▶ _Data shown_:
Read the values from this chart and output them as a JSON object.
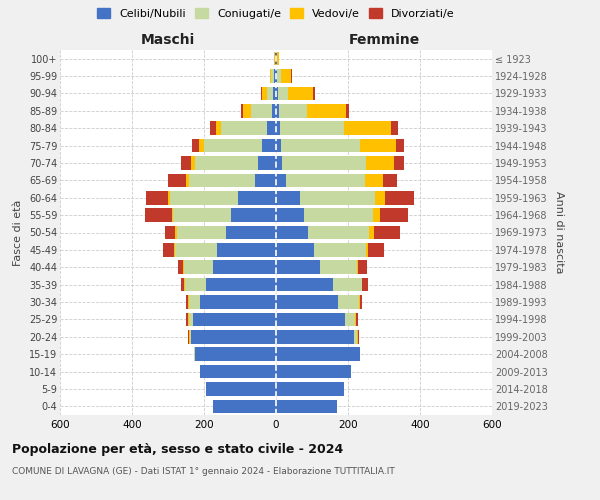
{
  "age_groups": [
    "0-4",
    "5-9",
    "10-14",
    "15-19",
    "20-24",
    "25-29",
    "30-34",
    "35-39",
    "40-44",
    "45-49",
    "50-54",
    "55-59",
    "60-64",
    "65-69",
    "70-74",
    "75-79",
    "80-84",
    "85-89",
    "90-94",
    "95-99",
    "100+"
  ],
  "birth_years": [
    "2019-2023",
    "2014-2018",
    "2009-2013",
    "2004-2008",
    "1999-2003",
    "1994-1998",
    "1989-1993",
    "1984-1988",
    "1979-1983",
    "1974-1978",
    "1969-1973",
    "1964-1968",
    "1959-1963",
    "1954-1958",
    "1949-1953",
    "1944-1948",
    "1939-1943",
    "1934-1938",
    "1929-1933",
    "1924-1928",
    "≤ 1923"
  ],
  "maschi_celibi": [
    175,
    195,
    210,
    225,
    235,
    230,
    210,
    195,
    175,
    165,
    140,
    125,
    105,
    58,
    50,
    38,
    25,
    12,
    8,
    5,
    2
  ],
  "maschi_coniugati": [
    0,
    0,
    0,
    2,
    5,
    12,
    32,
    58,
    80,
    115,
    135,
    160,
    190,
    185,
    175,
    162,
    128,
    58,
    18,
    8,
    2
  ],
  "maschi_vedovi": [
    0,
    0,
    0,
    0,
    2,
    2,
    2,
    2,
    3,
    3,
    5,
    5,
    5,
    8,
    12,
    15,
    15,
    22,
    14,
    5,
    1
  ],
  "maschi_divorziati": [
    0,
    0,
    0,
    0,
    2,
    5,
    5,
    10,
    15,
    30,
    28,
    75,
    62,
    48,
    28,
    18,
    14,
    5,
    2,
    0,
    0
  ],
  "femmine_celibi": [
    170,
    188,
    208,
    232,
    218,
    192,
    172,
    158,
    122,
    105,
    90,
    78,
    68,
    28,
    18,
    14,
    12,
    8,
    6,
    4,
    2
  ],
  "femmine_coniugati": [
    0,
    0,
    0,
    2,
    8,
    28,
    58,
    80,
    102,
    145,
    168,
    192,
    208,
    218,
    232,
    218,
    178,
    78,
    28,
    10,
    2
  ],
  "femmine_vedovi": [
    0,
    0,
    0,
    0,
    2,
    2,
    2,
    2,
    3,
    5,
    15,
    18,
    28,
    52,
    78,
    102,
    130,
    108,
    68,
    28,
    5
  ],
  "femmine_divorziati": [
    0,
    0,
    0,
    0,
    2,
    5,
    8,
    15,
    25,
    45,
    72,
    78,
    80,
    38,
    28,
    22,
    18,
    8,
    5,
    2,
    0
  ],
  "colors": {
    "celibi": "#4472c4",
    "coniugati": "#c5d9a0",
    "vedovi": "#ffc000",
    "divorziati": "#c0392b"
  },
  "title": "Popolazione per età, sesso e stato civile - 2024",
  "subtitle": "COMUNE DI LAVAGNA (GE) - Dati ISTAT 1° gennaio 2024 - Elaborazione TUTTITALIA.IT",
  "xlabel_left": "Maschi",
  "xlabel_right": "Femmine",
  "ylabel_left": "Fasce di età",
  "ylabel_right": "Anni di nascita",
  "xlim": 600,
  "bg_color": "#f0f0f0",
  "plot_bg": "#ffffff",
  "legend_labels": [
    "Celibi/Nubili",
    "Coniugati/e",
    "Vedovi/e",
    "Divorziati/e"
  ]
}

▶ _Stated goal_: Skipping the pictures, transcribe each line above exactly as it appears.

▶ _Written reply_:
Read the values from this chart and output them as a JSON object.
{
  "age_groups": [
    "0-4",
    "5-9",
    "10-14",
    "15-19",
    "20-24",
    "25-29",
    "30-34",
    "35-39",
    "40-44",
    "45-49",
    "50-54",
    "55-59",
    "60-64",
    "65-69",
    "70-74",
    "75-79",
    "80-84",
    "85-89",
    "90-94",
    "95-99",
    "100+"
  ],
  "birth_years": [
    "2019-2023",
    "2014-2018",
    "2009-2013",
    "2004-2008",
    "1999-2003",
    "1994-1998",
    "1989-1993",
    "1984-1988",
    "1979-1983",
    "1974-1978",
    "1969-1973",
    "1964-1968",
    "1959-1963",
    "1954-1958",
    "1949-1953",
    "1944-1948",
    "1939-1943",
    "1934-1938",
    "1929-1933",
    "1924-1928",
    "≤ 1923"
  ],
  "maschi_celibi": [
    175,
    195,
    210,
    225,
    235,
    230,
    210,
    195,
    175,
    165,
    140,
    125,
    105,
    58,
    50,
    38,
    25,
    12,
    8,
    5,
    2
  ],
  "maschi_coniugati": [
    0,
    0,
    0,
    2,
    5,
    12,
    32,
    58,
    80,
    115,
    135,
    160,
    190,
    185,
    175,
    162,
    128,
    58,
    18,
    8,
    2
  ],
  "maschi_vedovi": [
    0,
    0,
    0,
    0,
    2,
    2,
    2,
    2,
    3,
    3,
    5,
    5,
    5,
    8,
    12,
    15,
    15,
    22,
    14,
    5,
    1
  ],
  "maschi_divorziati": [
    0,
    0,
    0,
    0,
    2,
    5,
    5,
    10,
    15,
    30,
    28,
    75,
    62,
    48,
    28,
    18,
    14,
    5,
    2,
    0,
    0
  ],
  "femmine_celibi": [
    170,
    188,
    208,
    232,
    218,
    192,
    172,
    158,
    122,
    105,
    90,
    78,
    68,
    28,
    18,
    14,
    12,
    8,
    6,
    4,
    2
  ],
  "femmine_coniugati": [
    0,
    0,
    0,
    2,
    8,
    28,
    58,
    80,
    102,
    145,
    168,
    192,
    208,
    218,
    232,
    218,
    178,
    78,
    28,
    10,
    2
  ],
  "femmine_vedovi": [
    0,
    0,
    0,
    0,
    2,
    2,
    2,
    2,
    3,
    5,
    15,
    18,
    28,
    52,
    78,
    102,
    130,
    108,
    68,
    28,
    5
  ],
  "femmine_divorziati": [
    0,
    0,
    0,
    0,
    2,
    5,
    8,
    15,
    25,
    45,
    72,
    78,
    80,
    38,
    28,
    22,
    18,
    8,
    5,
    2,
    0
  ],
  "colors": {
    "celibi": "#4472c4",
    "coniugati": "#c5d9a0",
    "vedovi": "#ffc000",
    "divorziati": "#c0392b"
  },
  "title": "Popolazione per età, sesso e stato civile - 2024",
  "subtitle": "COMUNE DI LAVAGNA (GE) - Dati ISTAT 1° gennaio 2024 - Elaborazione TUTTITALIA.IT",
  "xlabel_left": "Maschi",
  "xlabel_right": "Femmine",
  "ylabel_left": "Fasce di età",
  "ylabel_right": "Anni di nascita",
  "xlim": 600,
  "bg_color": "#f0f0f0",
  "plot_bg": "#ffffff",
  "legend_labels": [
    "Celibi/Nubili",
    "Coniugati/e",
    "Vedovi/e",
    "Divorziati/e"
  ]
}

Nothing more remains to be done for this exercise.